**Task description**
Count the lines below that contain the string "layers", treating uppercase and lowercase letters as different. Reply with the number alone.

(Bounding box annotations)

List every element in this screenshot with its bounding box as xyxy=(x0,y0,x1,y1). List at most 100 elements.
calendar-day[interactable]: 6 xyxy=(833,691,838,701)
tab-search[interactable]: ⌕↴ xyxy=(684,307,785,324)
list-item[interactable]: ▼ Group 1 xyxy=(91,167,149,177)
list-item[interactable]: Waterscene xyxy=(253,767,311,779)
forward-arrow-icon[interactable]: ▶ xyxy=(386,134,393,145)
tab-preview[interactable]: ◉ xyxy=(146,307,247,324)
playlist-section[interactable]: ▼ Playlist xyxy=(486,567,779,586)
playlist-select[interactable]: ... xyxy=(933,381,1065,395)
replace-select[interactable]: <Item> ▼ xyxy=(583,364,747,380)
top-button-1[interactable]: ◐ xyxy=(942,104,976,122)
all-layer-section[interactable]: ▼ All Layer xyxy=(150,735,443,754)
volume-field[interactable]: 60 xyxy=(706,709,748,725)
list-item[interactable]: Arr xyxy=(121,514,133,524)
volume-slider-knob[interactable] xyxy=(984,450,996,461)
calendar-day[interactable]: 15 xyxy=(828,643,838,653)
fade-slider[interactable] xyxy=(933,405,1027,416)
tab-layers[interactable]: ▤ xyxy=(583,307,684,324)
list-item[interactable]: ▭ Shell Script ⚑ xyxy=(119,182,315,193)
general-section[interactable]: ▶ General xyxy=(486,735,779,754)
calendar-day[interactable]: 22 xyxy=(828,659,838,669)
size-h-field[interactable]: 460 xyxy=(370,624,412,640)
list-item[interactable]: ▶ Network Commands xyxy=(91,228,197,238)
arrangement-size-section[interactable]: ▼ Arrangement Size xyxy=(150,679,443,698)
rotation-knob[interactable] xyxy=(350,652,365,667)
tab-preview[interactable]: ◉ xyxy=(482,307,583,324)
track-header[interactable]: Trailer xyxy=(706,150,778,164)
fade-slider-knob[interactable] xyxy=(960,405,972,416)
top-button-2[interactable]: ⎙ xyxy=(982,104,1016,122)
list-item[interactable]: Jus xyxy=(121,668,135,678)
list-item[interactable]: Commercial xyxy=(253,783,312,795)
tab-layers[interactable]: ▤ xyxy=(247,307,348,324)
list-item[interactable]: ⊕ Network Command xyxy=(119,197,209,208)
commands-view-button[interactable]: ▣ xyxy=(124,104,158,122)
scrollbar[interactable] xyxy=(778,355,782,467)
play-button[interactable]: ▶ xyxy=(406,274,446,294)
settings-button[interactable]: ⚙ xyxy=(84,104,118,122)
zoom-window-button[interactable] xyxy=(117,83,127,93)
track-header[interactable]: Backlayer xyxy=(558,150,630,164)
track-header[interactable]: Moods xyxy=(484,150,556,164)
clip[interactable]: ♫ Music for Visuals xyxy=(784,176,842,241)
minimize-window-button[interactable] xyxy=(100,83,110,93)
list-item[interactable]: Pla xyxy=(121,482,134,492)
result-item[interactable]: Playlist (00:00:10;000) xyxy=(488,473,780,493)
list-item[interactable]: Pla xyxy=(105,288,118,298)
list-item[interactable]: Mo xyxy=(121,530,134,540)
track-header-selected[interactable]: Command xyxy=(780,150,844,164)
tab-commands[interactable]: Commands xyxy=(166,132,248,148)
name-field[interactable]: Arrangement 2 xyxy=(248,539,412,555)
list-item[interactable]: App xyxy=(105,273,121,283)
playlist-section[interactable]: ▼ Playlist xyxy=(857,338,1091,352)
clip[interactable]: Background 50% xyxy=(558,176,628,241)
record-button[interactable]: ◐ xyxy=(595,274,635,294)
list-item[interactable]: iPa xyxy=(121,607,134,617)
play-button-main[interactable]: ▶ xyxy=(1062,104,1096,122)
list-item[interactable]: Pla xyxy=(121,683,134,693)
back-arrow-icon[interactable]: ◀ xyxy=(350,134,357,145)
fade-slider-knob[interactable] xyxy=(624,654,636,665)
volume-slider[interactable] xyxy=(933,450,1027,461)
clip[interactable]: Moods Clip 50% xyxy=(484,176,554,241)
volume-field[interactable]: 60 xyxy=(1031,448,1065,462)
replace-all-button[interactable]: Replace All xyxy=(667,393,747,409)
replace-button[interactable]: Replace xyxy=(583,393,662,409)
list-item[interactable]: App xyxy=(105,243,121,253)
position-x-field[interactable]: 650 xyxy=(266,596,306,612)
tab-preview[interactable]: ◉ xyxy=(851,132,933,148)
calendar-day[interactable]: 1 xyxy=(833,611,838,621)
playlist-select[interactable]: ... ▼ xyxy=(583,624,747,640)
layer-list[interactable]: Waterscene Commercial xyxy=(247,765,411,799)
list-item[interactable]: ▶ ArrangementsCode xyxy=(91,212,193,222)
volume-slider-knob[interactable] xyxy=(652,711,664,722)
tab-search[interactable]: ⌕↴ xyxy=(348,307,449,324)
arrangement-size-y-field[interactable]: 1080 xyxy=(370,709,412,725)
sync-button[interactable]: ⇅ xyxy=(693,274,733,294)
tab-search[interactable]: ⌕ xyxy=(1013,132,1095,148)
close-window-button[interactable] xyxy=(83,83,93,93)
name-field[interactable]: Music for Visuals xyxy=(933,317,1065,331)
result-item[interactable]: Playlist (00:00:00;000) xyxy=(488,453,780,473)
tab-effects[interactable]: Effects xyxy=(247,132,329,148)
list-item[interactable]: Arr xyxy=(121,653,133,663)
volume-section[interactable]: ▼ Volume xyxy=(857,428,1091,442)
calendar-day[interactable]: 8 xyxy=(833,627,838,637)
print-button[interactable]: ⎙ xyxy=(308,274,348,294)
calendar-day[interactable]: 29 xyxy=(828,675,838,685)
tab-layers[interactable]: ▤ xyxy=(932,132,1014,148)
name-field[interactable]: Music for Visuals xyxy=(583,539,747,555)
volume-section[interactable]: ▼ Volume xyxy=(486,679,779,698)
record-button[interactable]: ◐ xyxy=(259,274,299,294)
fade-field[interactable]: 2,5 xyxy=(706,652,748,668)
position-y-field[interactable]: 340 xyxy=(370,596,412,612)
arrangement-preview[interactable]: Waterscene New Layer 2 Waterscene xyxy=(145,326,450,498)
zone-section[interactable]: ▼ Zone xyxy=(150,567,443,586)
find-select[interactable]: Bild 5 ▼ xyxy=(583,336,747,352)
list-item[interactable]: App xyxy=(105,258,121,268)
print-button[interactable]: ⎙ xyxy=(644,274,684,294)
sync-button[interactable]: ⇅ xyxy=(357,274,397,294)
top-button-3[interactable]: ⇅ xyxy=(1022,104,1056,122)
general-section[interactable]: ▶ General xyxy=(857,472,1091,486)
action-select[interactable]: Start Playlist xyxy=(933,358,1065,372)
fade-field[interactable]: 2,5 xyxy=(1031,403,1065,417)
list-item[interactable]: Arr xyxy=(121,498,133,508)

**Task output**
3